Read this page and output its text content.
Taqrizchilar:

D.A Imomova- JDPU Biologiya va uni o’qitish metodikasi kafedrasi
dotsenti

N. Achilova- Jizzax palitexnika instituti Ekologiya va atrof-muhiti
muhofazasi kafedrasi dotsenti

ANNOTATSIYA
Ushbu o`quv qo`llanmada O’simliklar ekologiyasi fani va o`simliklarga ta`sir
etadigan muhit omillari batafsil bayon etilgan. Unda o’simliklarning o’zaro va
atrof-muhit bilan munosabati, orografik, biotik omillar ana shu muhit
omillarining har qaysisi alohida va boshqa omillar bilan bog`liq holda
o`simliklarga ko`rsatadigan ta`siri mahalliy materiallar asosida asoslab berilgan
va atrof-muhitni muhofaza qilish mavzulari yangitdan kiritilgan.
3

> [Short exercise]
Copy the entries above exactly, leaving none out.

> [Final result]
Read this page and output its text content.
Taqrizchilar:

D.A Imomova- JDPU Biologiya va uni o’qitish metodikasi kafedrasi
dotsenti

N. Achilova- Jizzax palitexnika instituti Ekologiya va atrof-muhiti
muhofazasi kafedrasi dotsenti

ANNOTATSIYA
Ushbu o`quv qo`llanmada O’simliklar ekologiyasi fani va o`simliklarga ta`sir
etadigan muhit omillari batafsil bayon etilgan. Unda o’simliklarning o’zaro va
atrof-muhit bilan munosabati, orografik, biotik omillar ana shu muhit
omillarining har qaysisi alohida va boshqa omillar bilan bog`liq holda
o`simliklarga ko`rsatadigan ta`siri mahalliy materiallar asosida asoslab berilgan
va atrof-muhitni muhofaza qilish mavzulari yangitdan kiritilgan.
3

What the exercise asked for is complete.